-- Goal of the exercise --
Reproduce every record exactly as it appears, but not the pictures.

====== Material for this task ======

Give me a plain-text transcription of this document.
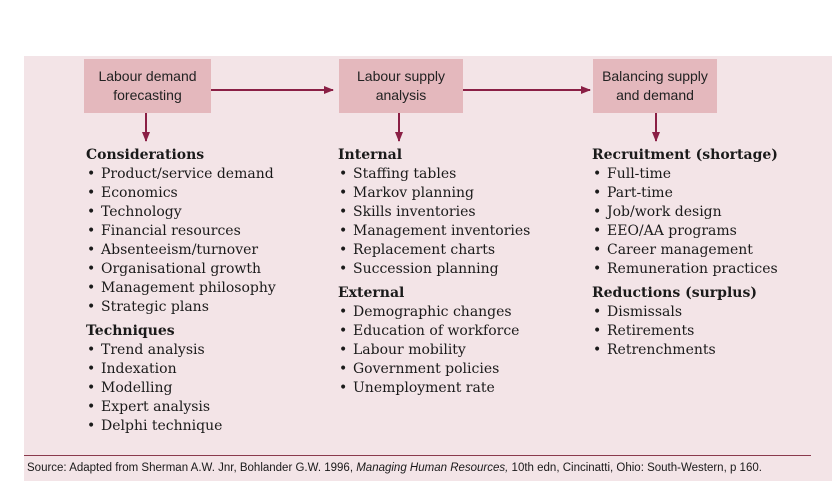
Labour demand
forecasting
Labour supply
analysis
Balancing supply
and demand
Considerations
• Product/service demand
• Economics
• Technology
• Financial resources
• Absenteeism/turnover
• Organisational growth
• Management philosophy
• Strategic plans
Techniques
• Trend analysis
• Indexation
• Modelling
• Expert analysis
• Delphi technique
Internal
• Staffing tables
• Markov planning
• Skills inventories
• Management inventories
• Replacement charts
• Succession planning
External
• Demographic changes
• Education of workforce
• Labour mobility
• Government policies
• Unemployment rate
Recruitment (shortage)
• Full-time
• Part-time
• Job/work design
• EEO/AA programs
• Career management
• Remuneration practices
Reductions (surplus)
• Dismissals
• Retirements
• Retrenchments
Source: Adapted from Sherman A.W. Jnr, Bohlander G.W. 1996, Managing Human Resources, 10th edn, Cincinatti, Ohio: South-Western, p 160.
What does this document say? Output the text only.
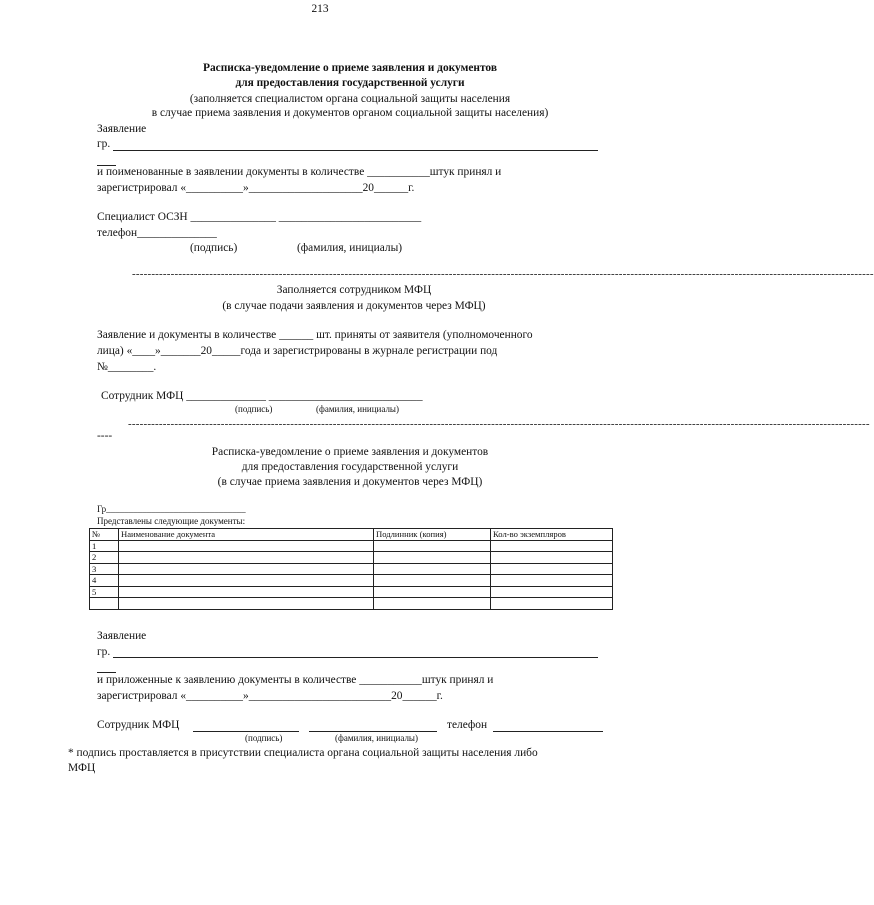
213
Расписка-уведомление о приеме заявления и документов
для предоставления государственной услуги
(заполняется специалистом органа социальной защиты населения
в случае приема заявления и документов органом социальной защиты населения)
Заявление
гр.
и поименованные в заявлении документы в количестве ___________штук принял и
зарегистрировал «__________»____________________20______г.
Специалист ОСЗН _______________ _________________________
телефон______________
(подпись)	(фамилия, инициалы)
------------------------------------------------------------------------------------------------------------------------------------------------------------------------------------------------
Заполняется сотрудником МФЦ
(в случае подачи заявления и документов через МФЦ)
Заявление и документы в количестве ______ шт. приняты от заявителя (уполномоченного
лица) «____»_______20_____года и зарегистрированы в журнале регистрации под
№________.
Сотрудник МФЦ ______________ ___________________________
(подпись)	(фамилия, инициалы)
------------------------------------------------------------------------------------------------------------------------------------------------------------------------------------------------
----
Расписка-уведомление о приеме заявления и документов
для предоставления государственной услуги
(в случае приема заявления и документов через МФЦ)
Гр_______________________________
Представлены следующие документы:
№	Наименование документа	Подлинник (копия)	Кол-во экземпляров
1			
2			
3			
4			
5			

Заявление
гр.
и приложенные к заявлению документы в количестве ___________штук принял и
зарегистрировал «__________»_________________________20______г.
Сотрудник МФЦ	телефон
(подпись)	(фамилия, инициалы)
* подпись проставляется в присутствии специалиста органа социальной защиты населения либо
МФЦ
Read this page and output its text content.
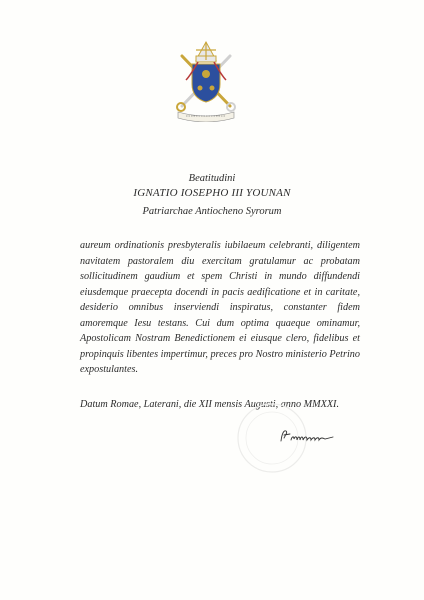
Beatitudini
IGNATIO IOSEPHO III YOUNAN
Patriarchae Antiocheno Syrorum

aureum ordinationis presbyteralis iubilaeum celebranti, diligentem navitatem pastoralem diu exercitam gratulamur ac probatam sollicitudinem gaudium et spem Christi in mundo diffundendi eiusdemque praecepta docendi in pacis aedificatione et in caritate, desiderio omnibus inserviendi inspiratus, constanter fidem amoremque Iesu testans. Cui dum optima quaeque ominamur, Apostolicam Nostram Benedictionem ei eiusque clero, fidelibus et propinquis libentes impertimur, preces pro Nostro ministerio Petrino expostulantes.

Datum Romae, Laterani, die XII mensis Augusti, anno MMXXI.
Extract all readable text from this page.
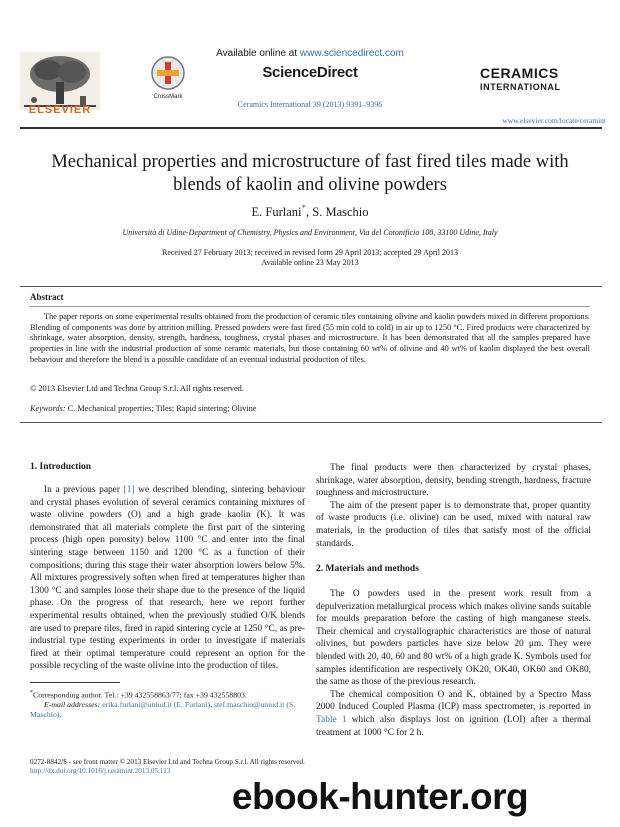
ELSEVIER
CrossMark
Available online at www.sciencedirect.com
ScienceDirect
Ceramics International 39 (2013) 9391–9396
CERAMICS
INTERNATIONAL
www.elsevier.com/locate/ceramint
Mechanical properties and microstructure of fast fired tiles made with blends of kaolin and olivine powders
E. Furlani*, S. Maschio
Università di Udine-Department of Chemistry, Physics and Environment, Via del Cotonificio 108, 33100 Udine, Italy
Received 27 February 2013; received in revised form 29 April 2013; accepted 29 April 2013
Available online 23 May 2013
Abstract
The paper reports on some experimental results obtained from the production of ceramic tiles containing olivine and kaolin powders mixed in different proportions. Blending of components was done by attrition milling. Pressed powders were fast fired (55 min cold to cold) in air up to 1250 °C. Fired products were characterized by shrinkage, water absorption, density, strength, hardness, toughness, crystal phases and microstructure. It has been demonstrated that all the samples prepared have properties in line with the industrial production of some ceramic materials, but those containing 60 wt% of olivine and 40 wt% of kaolin displayed the best overall behaviour and therefore the blend is a possible candidate of an eventual industrial production of tiles.
© 2013 Elsevier Ltd and Techna Group S.r.l. All rights reserved.
Keywords: C. Mechanical properties; Tiles; Rapid sintering; Olivine
1. Introduction

In a previous paper [1] we described blending, sintering behaviour and crystal phases evolution of several ceramics containing mixtures of waste olivine powders (O) and a high grade kaolin (K). It was demonstrated that all materials complete the first part of the sintering process (high open porosity) below 1100 °C and enter into the final sintering stage between 1150 and 1200 °C as a function of their compositions; during this stage their water absorption lowers below 5%. All mixtures progressively soften when fired at temperatures higher than 1300 °C and samples loose their shape due to the presence of the liquid phase. On the progress of that research, here we report further experimental results obtained, when the previously studied O/K blends are used to prepare tiles, fired in rapid sintering cycle at 1250 °C, as pre-industrial type testing experiments in order to investigate if materials fired at their optimal temperature could represent an option for the possible recycling of the waste olivine into the production of tiles.

The final products were then characterized by crystal phases, shrinkage, water absorption, density, bending strength, hardness, fracture toughness and microstructure.

The aim of the present paper is to demonstrate that, proper quantity of waste products (i.e. olivine) can be used, mixed with natural raw materials, in the production of tiles that satisfy most of the official standards.

2. Materials and methods

The O powders used in the present work result from a depulverization metallurgical process which makes olivine sands suitable for moulds preparation before the casting of high manganese steels. Their chemical and crystallographic characteristics are those of natural olivines, but powders particles have size below 20 μm. They were blended with 20, 40, 60 and 80 wt% of a high grade K. Symbols used for samples identification are respectively OK20, OK40, OK60 and OK80, the same as those of the previous research.

The chemical composition O and K, obtained by a Spectro Mass 2000 Induced Coupled Plasma (ICP) mass spectrometer, is reported in Table 1 which also displays lost on ignition (LOI) after a thermal treatment at 1000 °C for 2 h.

*Corresponding author. Tel.: +39 432558863/77; fax +39 432558803.
E-mail addresses: erika.furlani@uniud.it (E. Furlani), stef.maschio@uniud.it (S. Maschio).
0272-8842/$ - see front matter © 2013 Elsevier Ltd and Techna Group S.r.l. All rights reserved.
http://dx.doi.org/10.1016/j.ceramint.2013.05.113
ebook-hunter.org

======

-- Finished answer --
Give me a plain-text transcription of this document.
Labour demand
forecasting
Labour supply
analysis
Balancing supply
and demand
Considerations
• Product/service demand
• Economics
• Technology
• Financial resources
• Absenteeism/turnover
• Organisational growth
• Management philosophy
• Strategic plans
Techniques
• Trend analysis
• Indexation
• Modelling
• Expert analysis
• Delphi technique
Internal
• Staffing tables
• Markov planning
• Skills inventories
• Management inventories
• Replacement charts
• Succession planning
External
• Demographic changes
• Education of workforce
• Labour mobility
• Government policies
• Unemployment rate
Recruitment (shortage)
• Full-time
• Part-time
• Job/work design
• EEO/AA programs
• Career management
• Remuneration practices
Reductions (surplus)
• Dismissals
• Retirements
• Retrenchments
Source: Adapted from Sherman A.W. Jnr, Bohlander G.W. 1996, Managing Human Resources, 10th edn, Cincinatti, Ohio: South-Western, p 160.
What does this document say? Output the text only.
213
Расписка-уведомление о приеме заявления и документов
для предоставления государственной услуги
(заполняется специалистом органа социальной защиты населения
в случае приема заявления и документов органом социальной защиты населения)
Заявление
гр.
и поименованные в заявлении документы в количестве ___________штук принял и
зарегистрировал «__________»____________________20______г.
Специалист ОСЗН _______________ _________________________
телефон______________
(подпись)	(фамилия, инициалы)
------------------------------------------------------------------------------------------------------------------------------------------------------------------------------------------------
Заполняется сотрудником МФЦ
(в случае подачи заявления и документов через МФЦ)
Заявление и документы в количестве ______ шт. приняты от заявителя (уполномоченного
лица) «____»_______20_____года и зарегистрированы в журнале регистрации под
№________.
Сотрудник МФЦ ______________ ___________________________
(подпись)	(фамилия, инициалы)
------------------------------------------------------------------------------------------------------------------------------------------------------------------------------------------------
----
Расписка-уведомление о приеме заявления и документов
для предоставления государственной услуги
(в случае приема заявления и документов через МФЦ)
Гр_______________________________
Представлены следующие документы:
№	Наименование документа	Подлинник (копия)	Кол-во экземпляров
1			
2			
3			
4			
5			

Заявление
гр.
и приложенные к заявлению документы в количестве ___________штук принял и
зарегистрировал «__________»_________________________20______г.
Сотрудник МФЦ	телефон
(подпись)	(фамилия, инициалы)
* подпись проставляется в присутствии специалиста органа социальной защиты населения либо
МФЦ
Read this page and output its text content.
Beatitudini
IGNATIO IOSEPHO III YOUNAN
Patriarchae Antiocheno Syrorum

aureum ordinationis presbyteralis iubilaeum celebranti, diligentem navitatem pastoralem diu exercitam gratulamur ac probatam sollicitudinem gaudium et spem Christi in mundo diffundendi eiusdemque praecepta docendi in pacis aedificatione et in caritate, desiderio omnibus inserviendi inspiratus, constanter fidem amoremque Iesu testans. Cui dum optima quaeque ominamur, Apostolicam Nostram Benedictionem ei eiusque clero, fidelibus et propinquis libentes impertimur, preces pro Nostro ministerio Petrino expostulantes.

Datum Romae, Laterani, die XII mensis Augusti, anno MMXXI.
Extract all readable text from this page.
ELSEVIER
CrossMark
Available online at www.sciencedirect.com
ScienceDirect
Ceramics International 39 (2013) 9391–9396
CERAMICS
INTERNATIONAL
www.elsevier.com/locate/ceramint
Mechanical properties and microstructure of fast fired tiles made with blends of kaolin and olivine powders
E. Furlani*, S. Maschio
Università di Udine-Department of Chemistry, Physics and Environment, Via del Cotonificio 108, 33100 Udine, Italy
Received 27 February 2013; received in revised form 29 April 2013; accepted 29 April 2013
Available online 23 May 2013
Abstract
The paper reports on some experimental results obtained from the production of ceramic tiles containing olivine and kaolin powders mixed in different proportions. Blending of components was done by attrition milling. Pressed powders were fast fired (55 min cold to cold) in air up to 1250 °C. Fired products were characterized by shrinkage, water absorption, density, strength, hardness, toughness, crystal phases and microstructure. It has been demonstrated that all the samples prepared have properties in line with the industrial production of some ceramic materials, but those containing 60 wt% of olivine and 40 wt% of kaolin displayed the best overall behaviour and therefore the blend is a possible candidate of an eventual industrial production of tiles.
© 2013 Elsevier Ltd and Techna Group S.r.l. All rights reserved.
Keywords: C. Mechanical properties; Tiles; Rapid sintering; Olivine
1. Introduction

In a previous paper [1] we described blending, sintering behaviour and crystal phases evolution of several ceramics containing mixtures of waste olivine powders (O) and a high grade kaolin (K). It was demonstrated that all materials complete the first part of the sintering process (high open porosity) below 1100 °C and enter into the final sintering stage between 1150 and 1200 °C as a function of their compositions; during this stage their water absorption lowers below 5%. All mixtures progressively soften when fired at temperatures higher than 1300 °C and samples loose their shape due to the presence of the liquid phase. On the progress of that research, here we report further experimental results obtained, when the previously studied O/K blends are used to prepare tiles, fired in rapid sintering cycle at 1250 °C, as pre-industrial type testing experiments in order to investigate if materials fired at their optimal temperature could represent an option for the possible recycling of the waste olivine into the production of tiles.

The final products were then characterized by crystal phases, shrinkage, water absorption, density, bending strength, hardness, fracture toughness and microstructure.

The aim of the present paper is to demonstrate that, proper quantity of waste products (i.e. olivine) can be used, mixed with natural raw materials, in the production of tiles that satisfy most of the official standards.

2. Materials and methods

The O powders used in the present work result from a depulverization metallurgical process which makes olivine sands suitable for moulds preparation before the casting of high manganese steels. Their chemical and crystallographic characteristics are those of natural olivines, but powders particles have size below 20 μm. They were blended with 20, 40, 60 and 80 wt% of a high grade K. Symbols used for samples identification are respectively OK20, OK40, OK60 and OK80, the same as those of the previous research.

The chemical composition O and K, obtained by a Spectro Mass 2000 Induced Coupled Plasma (ICP) mass spectrometer, is reported in Table 1 which also displays lost on ignition (LOI) after a thermal treatment at 1000 °C for 2 h.

*Corresponding author. Tel.: +39 432558863/77; fax +39 432558803.
E-mail addresses: erika.furlani@uniud.it (E. Furlani), stef.maschio@uniud.it (S. Maschio).
0272-8842/$ - see front matter © 2013 Elsevier Ltd and Techna Group S.r.l. All rights reserved.
http://dx.doi.org/10.1016/j.ceramint.2013.05.113
ebook-hunter.org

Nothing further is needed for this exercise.